■ Prompt
Pictures do not belong in the copy. Return all of the entries exactly.

Records contained in a dataset

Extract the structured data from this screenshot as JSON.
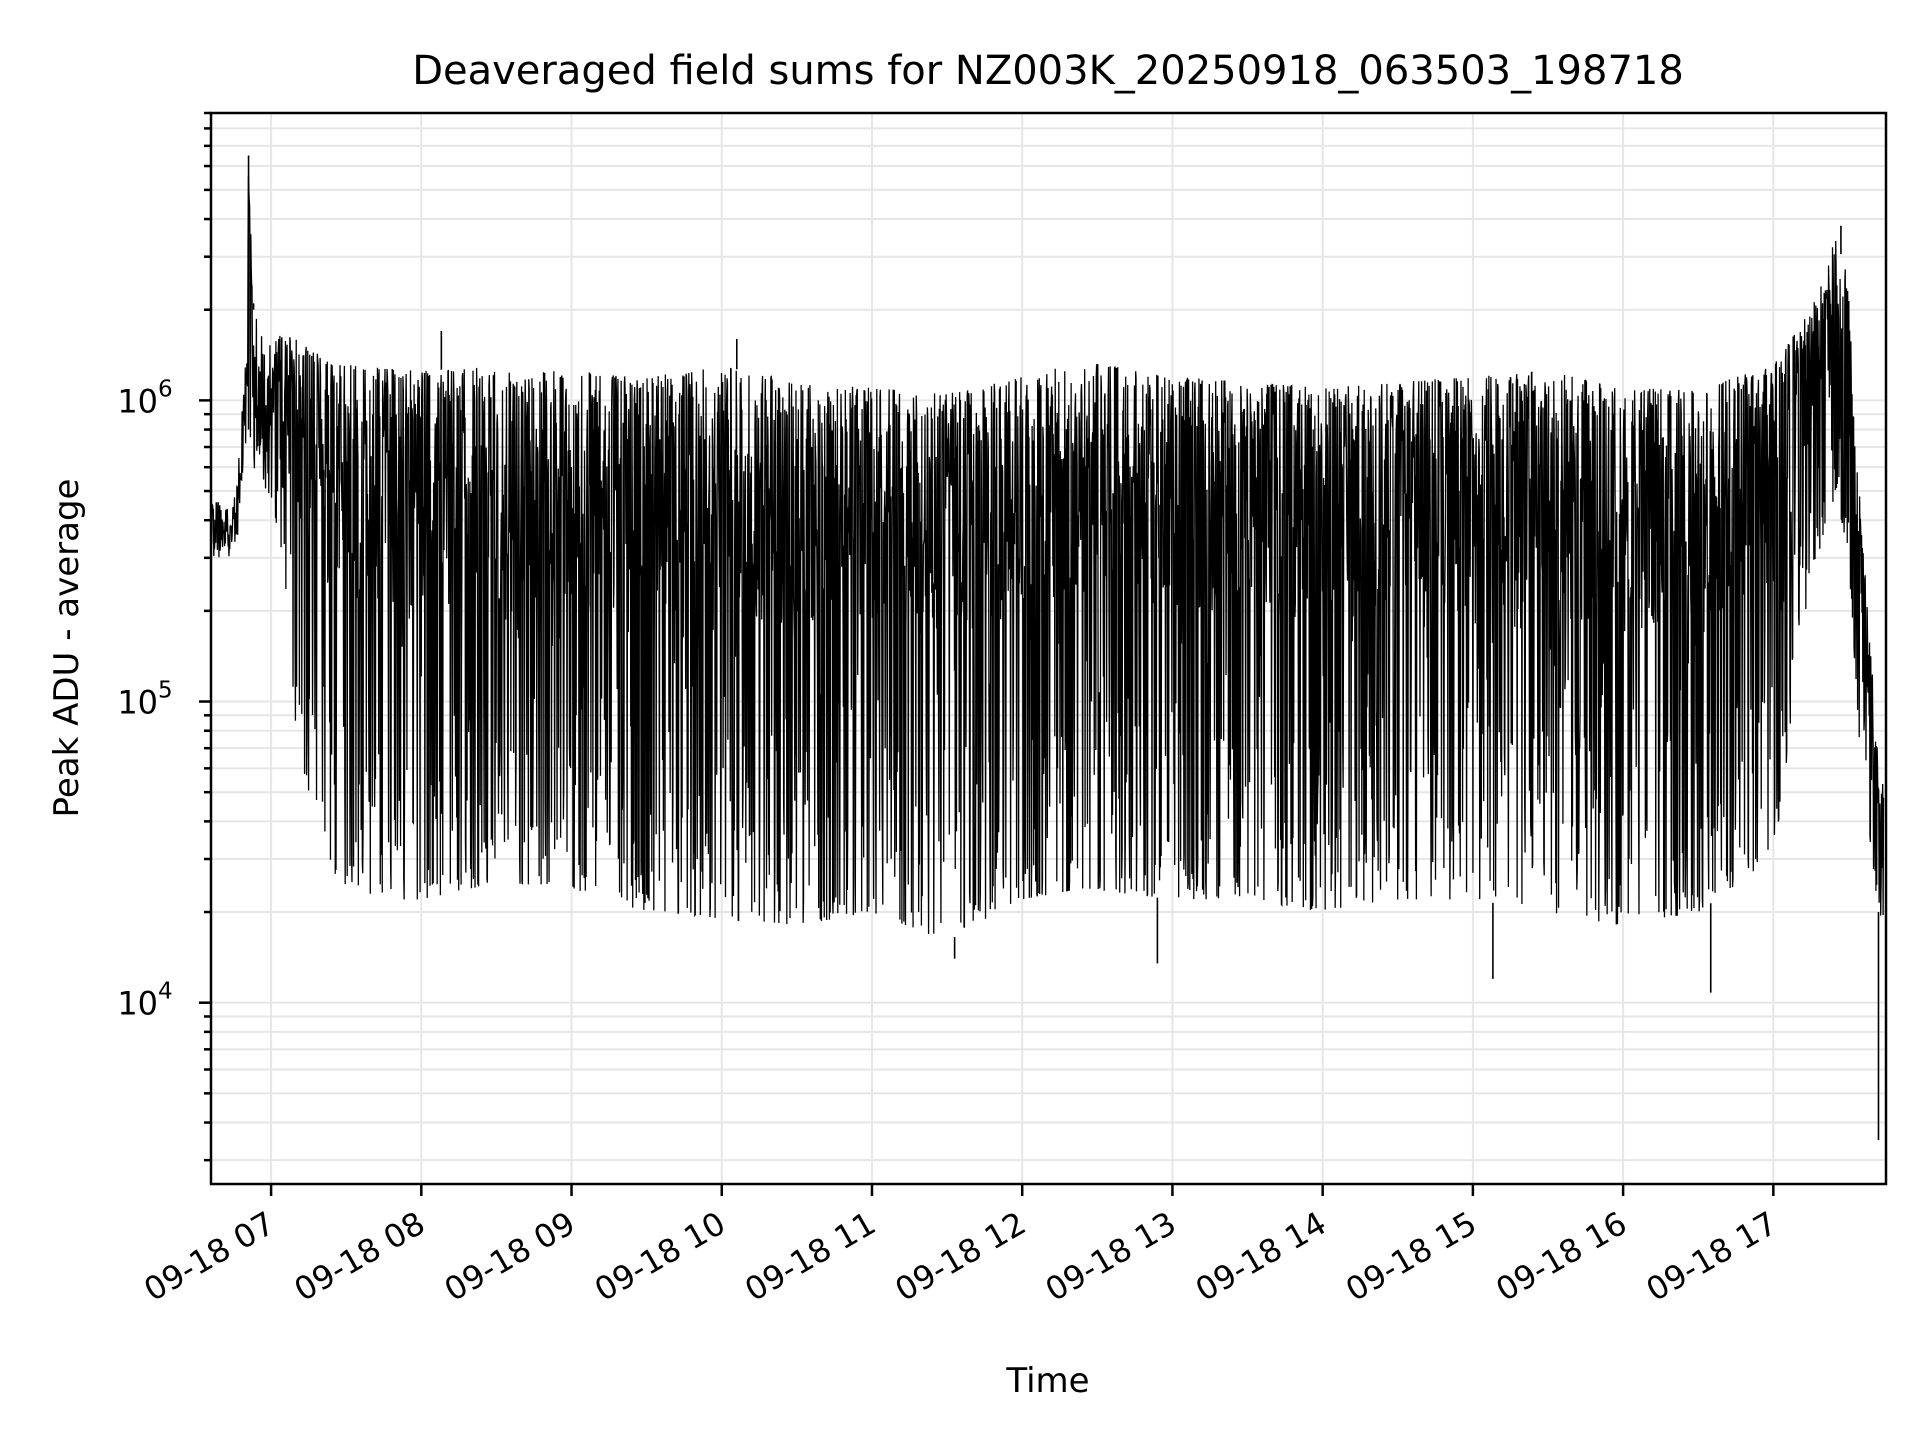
{
  "chart_data": {
    "type": "line",
    "title": "Deaveraged field sums for NZ003K_20250918_063503_198718",
    "xlabel": "Time",
    "ylabel": "Peak ADU - average",
    "yscale": "log",
    "ylim": [
      2500,
      9000000
    ],
    "xlim": [
      "2025-09-18 06:36",
      "2025-09-18 17:45"
    ],
    "grid": true,
    "line_color": "#000000",
    "x_ticks": [
      {
        "t": "2025-09-18 07:00",
        "label": "09-18 07"
      },
      {
        "t": "2025-09-18 08:00",
        "label": "09-18 08"
      },
      {
        "t": "2025-09-18 09:00",
        "label": "09-18 09"
      },
      {
        "t": "2025-09-18 10:00",
        "label": "09-18 10"
      },
      {
        "t": "2025-09-18 11:00",
        "label": "09-18 11"
      },
      {
        "t": "2025-09-18 12:00",
        "label": "09-18 12"
      },
      {
        "t": "2025-09-18 13:00",
        "label": "09-18 13"
      },
      {
        "t": "2025-09-18 14:00",
        "label": "09-18 14"
      },
      {
        "t": "2025-09-18 15:00",
        "label": "09-18 15"
      },
      {
        "t": "2025-09-18 16:00",
        "label": "09-18 16"
      },
      {
        "t": "2025-09-18 17:00",
        "label": "09-18 17"
      }
    ],
    "y_ticks": [
      {
        "value": 10000,
        "base": "10",
        "exp": "4"
      },
      {
        "value": 100000,
        "base": "10",
        "exp": "5"
      },
      {
        "value": 1000000,
        "base": "10",
        "exp": "6"
      }
    ],
    "envelope": [
      {
        "t": "2025-09-18 06:36",
        "upper": 450000,
        "lower": 300000
      },
      {
        "t": "2025-09-18 06:46",
        "upper": 500000,
        "lower": 300000
      },
      {
        "t": "2025-09-18 06:50",
        "upper": 1400000,
        "lower": 700000
      },
      {
        "t": "2025-09-18 06:51",
        "upper": 6500000,
        "lower": 800000
      },
      {
        "t": "2025-09-18 06:53",
        "upper": 2000000,
        "lower": 600000
      },
      {
        "t": "2025-09-18 06:58",
        "upper": 1500000,
        "lower": 500000
      },
      {
        "t": "2025-09-18 07:05",
        "upper": 1700000,
        "lower": 300000
      },
      {
        "t": "2025-09-18 07:10",
        "upper": 1600000,
        "lower": 80000
      },
      {
        "t": "2025-09-18 07:20",
        "upper": 1400000,
        "lower": 30000
      },
      {
        "t": "2025-09-18 07:35",
        "upper": 1300000,
        "lower": 22000
      },
      {
        "t": "2025-09-18 08:00",
        "upper": 1250000,
        "lower": 22000
      },
      {
        "t": "2025-09-18 08:30",
        "upper": 1300000,
        "lower": 25000
      },
      {
        "t": "2025-09-18 09:00",
        "upper": 1250000,
        "lower": 24000
      },
      {
        "t": "2025-09-18 09:30",
        "upper": 1200000,
        "lower": 20000
      },
      {
        "t": "2025-09-18 10:00",
        "upper": 1300000,
        "lower": 19000
      },
      {
        "t": "2025-09-18 10:30",
        "upper": 1150000,
        "lower": 18000
      },
      {
        "t": "2025-09-18 11:00",
        "upper": 1100000,
        "lower": 20000
      },
      {
        "t": "2025-09-18 11:30",
        "upper": 1050000,
        "lower": 16000
      },
      {
        "t": "2025-09-18 12:00",
        "upper": 1200000,
        "lower": 22000
      },
      {
        "t": "2025-09-18 12:25",
        "upper": 1350000,
        "lower": 24000
      },
      {
        "t": "2025-09-18 13:00",
        "upper": 1200000,
        "lower": 22000
      },
      {
        "t": "2025-09-18 13:30",
        "upper": 1150000,
        "lower": 22000
      },
      {
        "t": "2025-09-18 14:00",
        "upper": 1100000,
        "lower": 20000
      },
      {
        "t": "2025-09-18 14:30",
        "upper": 1150000,
        "lower": 22000
      },
      {
        "t": "2025-09-18 15:00",
        "upper": 1200000,
        "lower": 22000
      },
      {
        "t": "2025-09-18 15:30",
        "upper": 1250000,
        "lower": 20000
      },
      {
        "t": "2025-09-18 16:00",
        "upper": 1100000,
        "lower": 18000
      },
      {
        "t": "2025-09-18 16:30",
        "upper": 1100000,
        "lower": 20000
      },
      {
        "t": "2025-09-18 17:00",
        "upper": 1300000,
        "lower": 30000
      },
      {
        "t": "2025-09-18 17:15",
        "upper": 2000000,
        "lower": 250000
      },
      {
        "t": "2025-09-18 17:25",
        "upper": 3500000,
        "lower": 500000
      },
      {
        "t": "2025-09-18 17:30",
        "upper": 2500000,
        "lower": 300000
      },
      {
        "t": "2025-09-18 17:35",
        "upper": 400000,
        "lower": 60000
      },
      {
        "t": "2025-09-18 17:42",
        "upper": 80000,
        "lower": 20000
      },
      {
        "t": "2025-09-18 17:44",
        "upper": 50000,
        "lower": 18000
      }
    ],
    "spikes": [
      {
        "t": "2025-09-18 06:51",
        "value": 6500000
      },
      {
        "t": "2025-09-18 06:53",
        "value": 2100000
      },
      {
        "t": "2025-09-18 08:08",
        "value": 1700000
      },
      {
        "t": "2025-09-18 10:06",
        "value": 1600000
      },
      {
        "t": "2025-09-18 11:33",
        "value": 14000
      },
      {
        "t": "2025-09-18 12:54",
        "value": 13500
      },
      {
        "t": "2025-09-18 15:08",
        "value": 12000
      },
      {
        "t": "2025-09-18 16:35",
        "value": 10800
      },
      {
        "t": "2025-09-18 17:27",
        "value": 3800000
      },
      {
        "t": "2025-09-18 17:42",
        "value": 3500
      }
    ]
  }
}
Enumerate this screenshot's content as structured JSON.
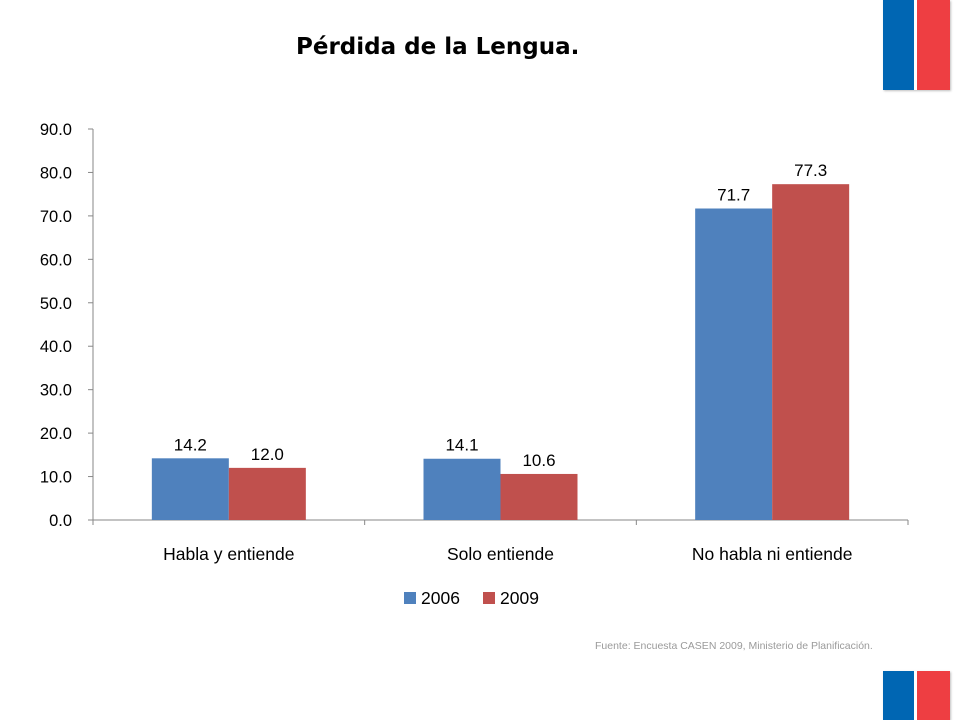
{
  "slide": {
    "title": "Pérdida de la Lengua.",
    "source": "Fuente: Encuesta CASEN 2009, Ministerio de Planificación.",
    "flag_colors": {
      "blue": "#0066b3",
      "red": "#ee3e42"
    }
  },
  "chart_data": {
    "type": "bar",
    "categories": [
      "Habla y entiende",
      "Solo entiende",
      "No habla ni entiende"
    ],
    "series": [
      {
        "name": "2006",
        "color": "#4f81bd",
        "values": [
          14.2,
          14.1,
          71.7
        ],
        "labels": [
          "14.2",
          "14.1",
          "71.7"
        ]
      },
      {
        "name": "2009",
        "color": "#c0504d",
        "values": [
          12.0,
          10.6,
          77.3
        ],
        "labels": [
          "12.0",
          "10.6",
          "77.3"
        ]
      }
    ],
    "title": "",
    "xlabel": "",
    "ylabel": "",
    "ylim": [
      0,
      90
    ],
    "yticks": [
      "0.0",
      "10.0",
      "20.0",
      "30.0",
      "40.0",
      "50.0",
      "60.0",
      "70.0",
      "80.0",
      "90.0"
    ],
    "grid": false,
    "legend": "bottom"
  }
}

■ Result of this task
Extract the structured data from this screenshot as JSON.
{
  "chart_data": {
    "type": "line",
    "title": "Deaveraged field sums for NZ003K_20250918_063503_198718",
    "xlabel": "Time",
    "ylabel": "Peak ADU - average",
    "yscale": "log",
    "ylim": [
      2500,
      9000000
    ],
    "xlim": [
      "2025-09-18 06:36",
      "2025-09-18 17:45"
    ],
    "grid": true,
    "line_color": "#000000",
    "x_ticks": [
      {
        "t": "2025-09-18 07:00",
        "label": "09-18 07"
      },
      {
        "t": "2025-09-18 08:00",
        "label": "09-18 08"
      },
      {
        "t": "2025-09-18 09:00",
        "label": "09-18 09"
      },
      {
        "t": "2025-09-18 10:00",
        "label": "09-18 10"
      },
      {
        "t": "2025-09-18 11:00",
        "label": "09-18 11"
      },
      {
        "t": "2025-09-18 12:00",
        "label": "09-18 12"
      },
      {
        "t": "2025-09-18 13:00",
        "label": "09-18 13"
      },
      {
        "t": "2025-09-18 14:00",
        "label": "09-18 14"
      },
      {
        "t": "2025-09-18 15:00",
        "label": "09-18 15"
      },
      {
        "t": "2025-09-18 16:00",
        "label": "09-18 16"
      },
      {
        "t": "2025-09-18 17:00",
        "label": "09-18 17"
      }
    ],
    "y_ticks": [
      {
        "value": 10000,
        "base": "10",
        "exp": "4"
      },
      {
        "value": 100000,
        "base": "10",
        "exp": "5"
      },
      {
        "value": 1000000,
        "base": "10",
        "exp": "6"
      }
    ],
    "envelope": [
      {
        "t": "2025-09-18 06:36",
        "upper": 450000,
        "lower": 300000
      },
      {
        "t": "2025-09-18 06:46",
        "upper": 500000,
        "lower": 300000
      },
      {
        "t": "2025-09-18 06:50",
        "upper": 1400000,
        "lower": 700000
      },
      {
        "t": "2025-09-18 06:51",
        "upper": 6500000,
        "lower": 800000
      },
      {
        "t": "2025-09-18 06:53",
        "upper": 2000000,
        "lower": 600000
      },
      {
        "t": "2025-09-18 06:58",
        "upper": 1500000,
        "lower": 500000
      },
      {
        "t": "2025-09-18 07:05",
        "upper": 1700000,
        "lower": 300000
      },
      {
        "t": "2025-09-18 07:10",
        "upper": 1600000,
        "lower": 80000
      },
      {
        "t": "2025-09-18 07:20",
        "upper": 1400000,
        "lower": 30000
      },
      {
        "t": "2025-09-18 07:35",
        "upper": 1300000,
        "lower": 22000
      },
      {
        "t": "2025-09-18 08:00",
        "upper": 1250000,
        "lower": 22000
      },
      {
        "t": "2025-09-18 08:30",
        "upper": 1300000,
        "lower": 25000
      },
      {
        "t": "2025-09-18 09:00",
        "upper": 1250000,
        "lower": 24000
      },
      {
        "t": "2025-09-18 09:30",
        "upper": 1200000,
        "lower": 20000
      },
      {
        "t": "2025-09-18 10:00",
        "upper": 1300000,
        "lower": 19000
      },
      {
        "t": "2025-09-18 10:30",
        "upper": 1150000,
        "lower": 18000
      },
      {
        "t": "2025-09-18 11:00",
        "upper": 1100000,
        "lower": 20000
      },
      {
        "t": "2025-09-18 11:30",
        "upper": 1050000,
        "lower": 16000
      },
      {
        "t": "2025-09-18 12:00",
        "upper": 1200000,
        "lower": 22000
      },
      {
        "t": "2025-09-18 12:25",
        "upper": 1350000,
        "lower": 24000
      },
      {
        "t": "2025-09-18 13:00",
        "upper": 1200000,
        "lower": 22000
      },
      {
        "t": "2025-09-18 13:30",
        "upper": 1150000,
        "lower": 22000
      },
      {
        "t": "2025-09-18 14:00",
        "upper": 1100000,
        "lower": 20000
      },
      {
        "t": "2025-09-18 14:30",
        "upper": 1150000,
        "lower": 22000
      },
      {
        "t": "2025-09-18 15:00",
        "upper": 1200000,
        "lower": 22000
      },
      {
        "t": "2025-09-18 15:30",
        "upper": 1250000,
        "lower": 20000
      },
      {
        "t": "2025-09-18 16:00",
        "upper": 1100000,
        "lower": 18000
      },
      {
        "t": "2025-09-18 16:30",
        "upper": 1100000,
        "lower": 20000
      },
      {
        "t": "2025-09-18 17:00",
        "upper": 1300000,
        "lower": 30000
      },
      {
        "t": "2025-09-18 17:15",
        "upper": 2000000,
        "lower": 250000
      },
      {
        "t": "2025-09-18 17:25",
        "upper": 3500000,
        "lower": 500000
      },
      {
        "t": "2025-09-18 17:30",
        "upper": 2500000,
        "lower": 300000
      },
      {
        "t": "2025-09-18 17:35",
        "upper": 400000,
        "lower": 60000
      },
      {
        "t": "2025-09-18 17:42",
        "upper": 80000,
        "lower": 20000
      },
      {
        "t": "2025-09-18 17:44",
        "upper": 50000,
        "lower": 18000
      }
    ],
    "spikes": [
      {
        "t": "2025-09-18 06:51",
        "value": 6500000
      },
      {
        "t": "2025-09-18 06:53",
        "value": 2100000
      },
      {
        "t": "2025-09-18 08:08",
        "value": 1700000
      },
      {
        "t": "2025-09-18 10:06",
        "value": 1600000
      },
      {
        "t": "2025-09-18 11:33",
        "value": 14000
      },
      {
        "t": "2025-09-18 12:54",
        "value": 13500
      },
      {
        "t": "2025-09-18 15:08",
        "value": 12000
      },
      {
        "t": "2025-09-18 16:35",
        "value": 10800
      },
      {
        "t": "2025-09-18 17:27",
        "value": 3800000
      },
      {
        "t": "2025-09-18 17:42",
        "value": 3500
      }
    ]
  }
}
Enumerate this screenshot's content as structured JSON.
{
  "slide": {
    "title": "Pérdida de la Lengua.",
    "source": "Fuente: Encuesta CASEN 2009, Ministerio de Planificación.",
    "flag_colors": {
      "blue": "#0066b3",
      "red": "#ee3e42"
    }
  },
  "chart_data": {
    "type": "bar",
    "categories": [
      "Habla y entiende",
      "Solo entiende",
      "No habla ni entiende"
    ],
    "series": [
      {
        "name": "2006",
        "color": "#4f81bd",
        "values": [
          14.2,
          14.1,
          71.7
        ],
        "labels": [
          "14.2",
          "14.1",
          "71.7"
        ]
      },
      {
        "name": "2009",
        "color": "#c0504d",
        "values": [
          12.0,
          10.6,
          77.3
        ],
        "labels": [
          "12.0",
          "10.6",
          "77.3"
        ]
      }
    ],
    "title": "",
    "xlabel": "",
    "ylabel": "",
    "ylim": [
      0,
      90
    ],
    "yticks": [
      "0.0",
      "10.0",
      "20.0",
      "30.0",
      "40.0",
      "50.0",
      "60.0",
      "70.0",
      "80.0",
      "90.0"
    ],
    "grid": false,
    "legend": "bottom"
  }
}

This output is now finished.